## begin Entries provided
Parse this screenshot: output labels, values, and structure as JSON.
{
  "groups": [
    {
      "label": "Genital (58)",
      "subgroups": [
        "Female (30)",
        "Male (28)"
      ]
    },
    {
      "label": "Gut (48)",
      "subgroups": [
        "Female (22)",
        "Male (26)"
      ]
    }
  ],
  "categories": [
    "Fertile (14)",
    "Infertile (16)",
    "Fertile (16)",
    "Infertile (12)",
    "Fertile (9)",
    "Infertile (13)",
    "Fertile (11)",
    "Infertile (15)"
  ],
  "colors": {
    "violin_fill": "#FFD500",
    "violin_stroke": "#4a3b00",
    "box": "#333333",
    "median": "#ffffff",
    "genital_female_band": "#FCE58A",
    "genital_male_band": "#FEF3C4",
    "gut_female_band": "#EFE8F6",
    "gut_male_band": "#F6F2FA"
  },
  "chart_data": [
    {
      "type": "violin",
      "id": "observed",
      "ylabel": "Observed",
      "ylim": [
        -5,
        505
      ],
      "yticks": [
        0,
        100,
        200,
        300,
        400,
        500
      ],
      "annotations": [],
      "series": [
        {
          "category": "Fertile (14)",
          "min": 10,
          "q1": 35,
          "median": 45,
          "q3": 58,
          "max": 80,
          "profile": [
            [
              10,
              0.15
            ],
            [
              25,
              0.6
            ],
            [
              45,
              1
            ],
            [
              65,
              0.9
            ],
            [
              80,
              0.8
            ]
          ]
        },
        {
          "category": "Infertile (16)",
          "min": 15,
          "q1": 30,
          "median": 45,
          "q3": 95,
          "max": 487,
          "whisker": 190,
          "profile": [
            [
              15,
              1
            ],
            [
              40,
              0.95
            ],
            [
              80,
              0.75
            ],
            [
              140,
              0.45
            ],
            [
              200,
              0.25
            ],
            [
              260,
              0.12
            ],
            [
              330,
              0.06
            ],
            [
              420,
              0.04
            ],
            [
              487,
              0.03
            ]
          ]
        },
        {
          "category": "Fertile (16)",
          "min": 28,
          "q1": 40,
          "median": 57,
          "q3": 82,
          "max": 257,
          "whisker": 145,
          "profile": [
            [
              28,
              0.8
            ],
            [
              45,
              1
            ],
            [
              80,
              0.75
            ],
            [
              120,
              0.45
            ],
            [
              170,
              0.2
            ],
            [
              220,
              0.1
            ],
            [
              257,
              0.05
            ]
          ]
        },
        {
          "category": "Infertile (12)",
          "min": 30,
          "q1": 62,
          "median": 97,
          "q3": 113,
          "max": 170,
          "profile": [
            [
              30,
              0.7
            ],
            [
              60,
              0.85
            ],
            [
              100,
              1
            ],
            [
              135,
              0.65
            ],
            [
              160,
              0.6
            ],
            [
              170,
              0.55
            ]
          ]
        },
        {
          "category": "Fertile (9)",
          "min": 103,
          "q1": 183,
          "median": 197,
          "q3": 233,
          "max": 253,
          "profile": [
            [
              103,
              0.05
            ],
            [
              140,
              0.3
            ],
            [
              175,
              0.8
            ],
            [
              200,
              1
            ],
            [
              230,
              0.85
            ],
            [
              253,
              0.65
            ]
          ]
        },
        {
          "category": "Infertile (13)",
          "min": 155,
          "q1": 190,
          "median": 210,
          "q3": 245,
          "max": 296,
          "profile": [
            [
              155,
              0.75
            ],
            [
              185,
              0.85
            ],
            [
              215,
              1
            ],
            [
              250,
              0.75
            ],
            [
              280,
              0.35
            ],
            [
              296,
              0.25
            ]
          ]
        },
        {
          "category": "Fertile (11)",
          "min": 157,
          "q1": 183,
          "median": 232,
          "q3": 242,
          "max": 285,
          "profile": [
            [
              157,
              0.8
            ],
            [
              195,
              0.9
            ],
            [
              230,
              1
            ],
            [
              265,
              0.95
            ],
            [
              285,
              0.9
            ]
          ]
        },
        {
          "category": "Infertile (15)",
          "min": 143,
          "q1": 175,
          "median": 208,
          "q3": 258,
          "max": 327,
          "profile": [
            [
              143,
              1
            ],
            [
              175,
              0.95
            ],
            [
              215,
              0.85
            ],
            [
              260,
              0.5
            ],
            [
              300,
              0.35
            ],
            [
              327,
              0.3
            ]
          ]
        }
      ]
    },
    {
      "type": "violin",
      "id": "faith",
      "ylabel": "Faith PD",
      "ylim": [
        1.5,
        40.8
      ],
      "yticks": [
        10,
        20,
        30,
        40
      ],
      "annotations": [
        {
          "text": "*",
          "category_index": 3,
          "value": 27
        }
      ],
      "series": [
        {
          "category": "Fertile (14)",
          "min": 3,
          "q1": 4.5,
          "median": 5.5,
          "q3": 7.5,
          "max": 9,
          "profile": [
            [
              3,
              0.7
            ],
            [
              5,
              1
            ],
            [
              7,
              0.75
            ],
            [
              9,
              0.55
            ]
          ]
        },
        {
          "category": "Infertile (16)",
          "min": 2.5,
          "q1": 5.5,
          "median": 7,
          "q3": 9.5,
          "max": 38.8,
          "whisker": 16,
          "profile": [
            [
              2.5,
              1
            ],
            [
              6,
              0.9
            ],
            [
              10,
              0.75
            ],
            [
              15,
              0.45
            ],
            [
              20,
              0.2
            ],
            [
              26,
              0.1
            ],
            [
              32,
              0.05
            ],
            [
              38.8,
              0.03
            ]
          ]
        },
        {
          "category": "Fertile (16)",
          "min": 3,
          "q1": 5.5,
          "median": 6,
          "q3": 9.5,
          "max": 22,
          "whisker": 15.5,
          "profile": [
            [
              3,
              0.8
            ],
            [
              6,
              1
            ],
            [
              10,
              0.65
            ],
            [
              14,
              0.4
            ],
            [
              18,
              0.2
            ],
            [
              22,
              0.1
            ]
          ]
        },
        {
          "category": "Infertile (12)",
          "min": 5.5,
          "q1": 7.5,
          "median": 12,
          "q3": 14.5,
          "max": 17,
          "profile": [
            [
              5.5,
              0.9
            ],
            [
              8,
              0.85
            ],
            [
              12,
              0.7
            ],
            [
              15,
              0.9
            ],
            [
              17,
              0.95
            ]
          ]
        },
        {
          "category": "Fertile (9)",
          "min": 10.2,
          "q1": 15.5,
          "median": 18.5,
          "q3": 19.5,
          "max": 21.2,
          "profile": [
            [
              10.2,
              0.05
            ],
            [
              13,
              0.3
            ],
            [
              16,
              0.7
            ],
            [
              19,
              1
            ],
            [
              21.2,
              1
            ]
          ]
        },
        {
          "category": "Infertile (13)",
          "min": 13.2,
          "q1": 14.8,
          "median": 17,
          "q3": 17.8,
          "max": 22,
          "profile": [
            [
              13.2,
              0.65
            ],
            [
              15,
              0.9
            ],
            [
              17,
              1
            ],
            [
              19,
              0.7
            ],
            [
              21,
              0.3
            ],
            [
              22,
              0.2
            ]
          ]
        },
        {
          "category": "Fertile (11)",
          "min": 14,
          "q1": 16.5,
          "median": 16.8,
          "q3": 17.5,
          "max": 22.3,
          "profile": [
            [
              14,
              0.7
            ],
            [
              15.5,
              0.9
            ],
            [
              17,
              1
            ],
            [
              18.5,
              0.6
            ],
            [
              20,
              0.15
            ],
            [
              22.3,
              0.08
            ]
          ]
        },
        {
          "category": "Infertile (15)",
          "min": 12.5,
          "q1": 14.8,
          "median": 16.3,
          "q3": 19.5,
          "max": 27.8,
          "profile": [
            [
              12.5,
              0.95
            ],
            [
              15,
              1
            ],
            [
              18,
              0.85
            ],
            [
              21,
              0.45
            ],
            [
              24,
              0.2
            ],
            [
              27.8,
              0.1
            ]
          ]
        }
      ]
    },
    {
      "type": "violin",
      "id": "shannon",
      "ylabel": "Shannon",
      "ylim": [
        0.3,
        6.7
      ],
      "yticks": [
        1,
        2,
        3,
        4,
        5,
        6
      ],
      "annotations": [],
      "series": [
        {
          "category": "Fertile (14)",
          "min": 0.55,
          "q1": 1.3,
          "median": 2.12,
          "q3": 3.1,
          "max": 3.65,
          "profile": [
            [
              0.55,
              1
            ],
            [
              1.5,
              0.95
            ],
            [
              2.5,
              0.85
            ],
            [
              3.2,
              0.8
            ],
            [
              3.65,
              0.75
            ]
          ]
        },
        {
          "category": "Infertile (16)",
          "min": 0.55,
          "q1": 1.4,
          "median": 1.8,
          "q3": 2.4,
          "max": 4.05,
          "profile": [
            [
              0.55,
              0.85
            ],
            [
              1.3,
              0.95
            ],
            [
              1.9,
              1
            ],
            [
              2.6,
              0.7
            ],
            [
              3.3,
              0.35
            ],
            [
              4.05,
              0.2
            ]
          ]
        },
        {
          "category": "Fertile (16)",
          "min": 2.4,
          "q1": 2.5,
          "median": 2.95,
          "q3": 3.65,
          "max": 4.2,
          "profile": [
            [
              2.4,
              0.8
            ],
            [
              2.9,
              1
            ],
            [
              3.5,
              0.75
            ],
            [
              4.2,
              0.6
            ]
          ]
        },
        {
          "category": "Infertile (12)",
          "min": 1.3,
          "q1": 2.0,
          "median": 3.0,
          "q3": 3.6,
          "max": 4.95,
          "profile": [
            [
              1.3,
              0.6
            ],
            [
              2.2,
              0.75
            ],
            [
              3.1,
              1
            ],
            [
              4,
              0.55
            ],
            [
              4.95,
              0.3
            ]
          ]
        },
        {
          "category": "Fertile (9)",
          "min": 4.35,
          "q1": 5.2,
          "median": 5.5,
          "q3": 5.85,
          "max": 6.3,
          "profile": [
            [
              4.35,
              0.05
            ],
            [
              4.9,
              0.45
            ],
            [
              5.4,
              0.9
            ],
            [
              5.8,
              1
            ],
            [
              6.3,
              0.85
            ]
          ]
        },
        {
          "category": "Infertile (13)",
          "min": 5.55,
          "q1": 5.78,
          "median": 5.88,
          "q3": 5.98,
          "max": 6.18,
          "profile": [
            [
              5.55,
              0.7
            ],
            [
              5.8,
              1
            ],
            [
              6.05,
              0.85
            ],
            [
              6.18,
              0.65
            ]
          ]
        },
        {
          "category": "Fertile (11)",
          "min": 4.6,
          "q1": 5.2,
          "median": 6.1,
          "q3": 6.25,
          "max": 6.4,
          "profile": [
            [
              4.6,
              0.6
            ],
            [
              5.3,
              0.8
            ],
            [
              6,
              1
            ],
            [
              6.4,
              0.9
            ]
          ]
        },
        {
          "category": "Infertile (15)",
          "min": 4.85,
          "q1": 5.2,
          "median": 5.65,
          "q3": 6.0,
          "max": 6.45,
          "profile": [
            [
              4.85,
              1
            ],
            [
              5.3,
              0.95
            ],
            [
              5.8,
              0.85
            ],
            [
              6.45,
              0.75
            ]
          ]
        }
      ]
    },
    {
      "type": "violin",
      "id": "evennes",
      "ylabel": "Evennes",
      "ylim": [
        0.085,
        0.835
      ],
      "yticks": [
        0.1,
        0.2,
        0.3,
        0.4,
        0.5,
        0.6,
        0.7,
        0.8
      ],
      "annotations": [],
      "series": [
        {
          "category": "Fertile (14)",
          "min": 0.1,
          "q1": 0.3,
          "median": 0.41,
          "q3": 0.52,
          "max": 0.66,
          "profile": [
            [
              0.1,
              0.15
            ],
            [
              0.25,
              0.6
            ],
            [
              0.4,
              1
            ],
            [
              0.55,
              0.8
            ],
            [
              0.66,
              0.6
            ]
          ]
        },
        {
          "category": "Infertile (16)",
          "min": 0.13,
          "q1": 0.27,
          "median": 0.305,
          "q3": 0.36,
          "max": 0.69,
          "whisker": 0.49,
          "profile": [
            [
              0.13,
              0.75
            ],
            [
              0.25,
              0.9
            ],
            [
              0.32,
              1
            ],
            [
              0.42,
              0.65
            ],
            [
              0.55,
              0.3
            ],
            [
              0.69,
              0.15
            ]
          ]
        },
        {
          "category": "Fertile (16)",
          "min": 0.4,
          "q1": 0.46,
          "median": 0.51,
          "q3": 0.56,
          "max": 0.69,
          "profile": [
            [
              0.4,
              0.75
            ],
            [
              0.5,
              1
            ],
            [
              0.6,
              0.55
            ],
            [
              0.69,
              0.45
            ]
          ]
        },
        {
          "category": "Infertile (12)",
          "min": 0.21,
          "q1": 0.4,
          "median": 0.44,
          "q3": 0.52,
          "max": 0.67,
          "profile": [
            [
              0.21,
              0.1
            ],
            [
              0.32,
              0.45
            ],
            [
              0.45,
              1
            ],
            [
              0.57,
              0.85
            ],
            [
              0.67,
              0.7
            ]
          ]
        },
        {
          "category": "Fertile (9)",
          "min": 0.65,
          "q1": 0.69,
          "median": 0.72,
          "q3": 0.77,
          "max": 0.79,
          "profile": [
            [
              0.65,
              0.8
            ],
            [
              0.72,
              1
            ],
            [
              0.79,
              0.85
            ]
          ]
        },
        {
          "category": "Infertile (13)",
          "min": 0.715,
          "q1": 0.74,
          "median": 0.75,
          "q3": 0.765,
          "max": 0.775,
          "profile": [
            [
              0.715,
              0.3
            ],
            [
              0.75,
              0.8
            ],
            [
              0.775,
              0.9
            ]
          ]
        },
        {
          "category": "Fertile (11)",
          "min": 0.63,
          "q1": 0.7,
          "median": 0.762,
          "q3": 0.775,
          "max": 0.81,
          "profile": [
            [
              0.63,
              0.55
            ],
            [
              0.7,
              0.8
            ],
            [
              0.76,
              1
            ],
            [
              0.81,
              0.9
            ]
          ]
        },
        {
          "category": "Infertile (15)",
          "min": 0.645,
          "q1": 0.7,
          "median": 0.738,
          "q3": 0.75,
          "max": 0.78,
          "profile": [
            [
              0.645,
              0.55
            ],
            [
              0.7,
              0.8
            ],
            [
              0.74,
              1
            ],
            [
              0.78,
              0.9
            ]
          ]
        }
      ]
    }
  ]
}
## end Entries provided
Goal of the exercise
Return each line of the data that contains the string "whisker".

Result
          "whisker": 190,
          "whisker": 145,
          "whisker": 16,
          "whisker": 15.5,
          "whisker": 0.49,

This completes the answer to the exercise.